Given exercise:
Locate the string "Short" in the listing below. Copy every line where it is found.

--- Dataset records ---

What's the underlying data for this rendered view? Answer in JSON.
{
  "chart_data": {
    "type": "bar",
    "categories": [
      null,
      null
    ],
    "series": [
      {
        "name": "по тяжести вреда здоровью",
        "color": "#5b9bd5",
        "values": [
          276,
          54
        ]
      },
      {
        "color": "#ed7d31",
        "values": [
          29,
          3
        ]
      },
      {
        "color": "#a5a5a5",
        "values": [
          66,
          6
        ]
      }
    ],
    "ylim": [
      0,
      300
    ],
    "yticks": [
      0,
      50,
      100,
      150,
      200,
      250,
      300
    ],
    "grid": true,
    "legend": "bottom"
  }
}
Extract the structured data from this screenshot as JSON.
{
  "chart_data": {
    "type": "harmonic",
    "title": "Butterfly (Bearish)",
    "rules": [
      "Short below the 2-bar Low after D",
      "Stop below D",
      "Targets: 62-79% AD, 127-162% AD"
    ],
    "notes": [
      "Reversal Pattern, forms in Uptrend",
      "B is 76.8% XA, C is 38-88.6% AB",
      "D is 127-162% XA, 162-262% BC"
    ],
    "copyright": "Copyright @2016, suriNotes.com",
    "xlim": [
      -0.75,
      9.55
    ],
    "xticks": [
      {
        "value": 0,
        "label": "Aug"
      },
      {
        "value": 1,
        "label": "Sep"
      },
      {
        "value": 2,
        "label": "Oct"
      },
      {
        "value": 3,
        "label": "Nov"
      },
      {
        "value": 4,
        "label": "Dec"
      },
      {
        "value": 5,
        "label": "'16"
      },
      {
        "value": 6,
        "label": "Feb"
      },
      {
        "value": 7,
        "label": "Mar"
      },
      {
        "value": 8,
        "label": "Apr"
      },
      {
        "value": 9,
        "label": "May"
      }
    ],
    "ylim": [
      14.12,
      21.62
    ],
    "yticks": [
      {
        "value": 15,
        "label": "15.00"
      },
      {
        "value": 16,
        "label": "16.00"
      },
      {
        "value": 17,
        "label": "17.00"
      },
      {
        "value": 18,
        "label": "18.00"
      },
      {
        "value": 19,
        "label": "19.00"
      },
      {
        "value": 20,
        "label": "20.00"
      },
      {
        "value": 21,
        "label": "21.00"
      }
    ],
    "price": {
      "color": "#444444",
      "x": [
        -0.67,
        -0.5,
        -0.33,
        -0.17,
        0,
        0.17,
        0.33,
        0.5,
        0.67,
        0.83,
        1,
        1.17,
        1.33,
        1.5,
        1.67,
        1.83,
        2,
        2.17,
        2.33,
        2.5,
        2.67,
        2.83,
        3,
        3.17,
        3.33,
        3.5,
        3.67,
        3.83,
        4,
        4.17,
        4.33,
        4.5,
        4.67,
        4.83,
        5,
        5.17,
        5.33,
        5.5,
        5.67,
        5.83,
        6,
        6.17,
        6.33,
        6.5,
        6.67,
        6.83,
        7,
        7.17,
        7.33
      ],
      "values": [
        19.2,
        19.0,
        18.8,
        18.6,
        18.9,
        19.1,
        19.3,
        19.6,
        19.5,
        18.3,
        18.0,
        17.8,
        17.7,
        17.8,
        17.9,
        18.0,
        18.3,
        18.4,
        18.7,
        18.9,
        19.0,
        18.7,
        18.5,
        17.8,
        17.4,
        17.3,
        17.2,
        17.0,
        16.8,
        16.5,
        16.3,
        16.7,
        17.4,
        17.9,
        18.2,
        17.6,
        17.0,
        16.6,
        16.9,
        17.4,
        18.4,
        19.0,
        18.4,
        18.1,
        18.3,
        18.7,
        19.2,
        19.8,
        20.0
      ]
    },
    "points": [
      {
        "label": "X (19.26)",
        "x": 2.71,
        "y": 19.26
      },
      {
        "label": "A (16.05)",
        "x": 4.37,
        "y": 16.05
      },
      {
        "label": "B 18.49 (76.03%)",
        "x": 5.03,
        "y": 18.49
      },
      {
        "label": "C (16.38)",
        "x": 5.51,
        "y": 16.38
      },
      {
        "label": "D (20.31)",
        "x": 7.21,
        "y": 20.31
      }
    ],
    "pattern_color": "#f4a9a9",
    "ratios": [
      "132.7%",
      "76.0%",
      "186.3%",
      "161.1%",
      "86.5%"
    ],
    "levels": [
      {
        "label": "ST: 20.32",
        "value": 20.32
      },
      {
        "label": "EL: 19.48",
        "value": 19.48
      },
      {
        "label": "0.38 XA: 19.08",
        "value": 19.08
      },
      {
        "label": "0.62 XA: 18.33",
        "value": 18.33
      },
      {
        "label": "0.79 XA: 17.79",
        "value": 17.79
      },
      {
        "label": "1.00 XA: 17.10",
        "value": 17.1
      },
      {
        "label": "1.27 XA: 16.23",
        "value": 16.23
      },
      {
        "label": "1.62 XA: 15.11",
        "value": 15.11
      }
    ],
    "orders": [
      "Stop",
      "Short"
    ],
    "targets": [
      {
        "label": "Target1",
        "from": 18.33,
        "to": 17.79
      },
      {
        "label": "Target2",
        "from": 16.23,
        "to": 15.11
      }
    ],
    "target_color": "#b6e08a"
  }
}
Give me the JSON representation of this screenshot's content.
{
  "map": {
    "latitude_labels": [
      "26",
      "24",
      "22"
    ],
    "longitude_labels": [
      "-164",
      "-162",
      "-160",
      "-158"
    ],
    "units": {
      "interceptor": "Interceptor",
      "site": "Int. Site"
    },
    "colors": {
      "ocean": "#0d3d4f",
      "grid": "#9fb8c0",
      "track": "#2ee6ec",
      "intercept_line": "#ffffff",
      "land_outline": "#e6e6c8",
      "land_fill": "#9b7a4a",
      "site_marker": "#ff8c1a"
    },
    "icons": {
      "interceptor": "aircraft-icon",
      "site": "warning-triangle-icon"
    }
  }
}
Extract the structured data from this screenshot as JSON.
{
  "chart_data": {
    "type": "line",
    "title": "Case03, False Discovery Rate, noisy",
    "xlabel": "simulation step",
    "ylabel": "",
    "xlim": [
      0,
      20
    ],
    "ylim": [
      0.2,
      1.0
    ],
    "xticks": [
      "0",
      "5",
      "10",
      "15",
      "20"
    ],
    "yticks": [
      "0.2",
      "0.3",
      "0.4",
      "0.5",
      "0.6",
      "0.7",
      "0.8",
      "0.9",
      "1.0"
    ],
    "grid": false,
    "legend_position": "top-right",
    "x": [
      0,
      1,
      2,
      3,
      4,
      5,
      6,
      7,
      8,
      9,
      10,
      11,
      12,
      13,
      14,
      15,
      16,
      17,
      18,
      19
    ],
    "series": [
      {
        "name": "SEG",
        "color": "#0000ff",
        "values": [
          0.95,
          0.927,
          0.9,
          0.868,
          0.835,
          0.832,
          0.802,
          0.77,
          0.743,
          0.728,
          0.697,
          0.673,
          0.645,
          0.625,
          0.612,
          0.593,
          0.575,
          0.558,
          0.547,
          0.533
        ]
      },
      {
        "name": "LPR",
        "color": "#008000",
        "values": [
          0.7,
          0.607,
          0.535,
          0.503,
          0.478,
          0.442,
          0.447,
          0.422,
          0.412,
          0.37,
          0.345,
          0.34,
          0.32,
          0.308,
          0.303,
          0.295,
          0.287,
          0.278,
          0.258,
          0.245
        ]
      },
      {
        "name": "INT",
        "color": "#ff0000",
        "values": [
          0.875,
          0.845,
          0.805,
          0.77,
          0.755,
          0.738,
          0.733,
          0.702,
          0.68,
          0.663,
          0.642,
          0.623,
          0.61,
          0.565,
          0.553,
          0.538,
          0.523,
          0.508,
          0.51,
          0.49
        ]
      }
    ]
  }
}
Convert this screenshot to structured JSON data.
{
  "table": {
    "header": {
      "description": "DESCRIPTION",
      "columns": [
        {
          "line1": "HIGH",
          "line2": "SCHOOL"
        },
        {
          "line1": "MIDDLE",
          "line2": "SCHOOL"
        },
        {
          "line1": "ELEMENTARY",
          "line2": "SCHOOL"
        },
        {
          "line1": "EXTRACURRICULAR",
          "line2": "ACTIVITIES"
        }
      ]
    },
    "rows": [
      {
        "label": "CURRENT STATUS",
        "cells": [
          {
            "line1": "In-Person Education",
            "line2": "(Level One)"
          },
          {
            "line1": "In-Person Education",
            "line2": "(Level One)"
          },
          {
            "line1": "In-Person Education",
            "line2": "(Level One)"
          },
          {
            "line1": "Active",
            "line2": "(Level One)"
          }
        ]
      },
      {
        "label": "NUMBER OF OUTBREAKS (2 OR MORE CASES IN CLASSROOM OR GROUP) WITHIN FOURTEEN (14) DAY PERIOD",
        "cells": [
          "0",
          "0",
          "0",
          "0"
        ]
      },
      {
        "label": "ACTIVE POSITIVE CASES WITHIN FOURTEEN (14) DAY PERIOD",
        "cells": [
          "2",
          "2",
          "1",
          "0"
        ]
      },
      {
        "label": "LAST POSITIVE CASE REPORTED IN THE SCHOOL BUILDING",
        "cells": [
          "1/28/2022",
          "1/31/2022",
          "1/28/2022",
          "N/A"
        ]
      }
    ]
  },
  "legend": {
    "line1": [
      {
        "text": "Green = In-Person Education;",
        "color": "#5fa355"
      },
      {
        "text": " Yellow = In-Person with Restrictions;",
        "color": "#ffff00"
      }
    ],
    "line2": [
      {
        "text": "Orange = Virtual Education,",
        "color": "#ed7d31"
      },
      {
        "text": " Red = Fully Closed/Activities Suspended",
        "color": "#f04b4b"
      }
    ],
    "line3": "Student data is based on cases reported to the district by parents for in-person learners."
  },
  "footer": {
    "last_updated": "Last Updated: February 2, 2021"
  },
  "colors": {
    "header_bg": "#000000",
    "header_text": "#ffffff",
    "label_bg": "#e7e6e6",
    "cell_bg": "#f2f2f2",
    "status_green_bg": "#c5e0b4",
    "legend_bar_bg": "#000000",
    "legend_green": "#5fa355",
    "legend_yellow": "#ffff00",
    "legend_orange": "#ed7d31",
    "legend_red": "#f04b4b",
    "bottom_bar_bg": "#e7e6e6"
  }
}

---

Answer in full:
      "Short below the 2-bar Low after D",
      "Short"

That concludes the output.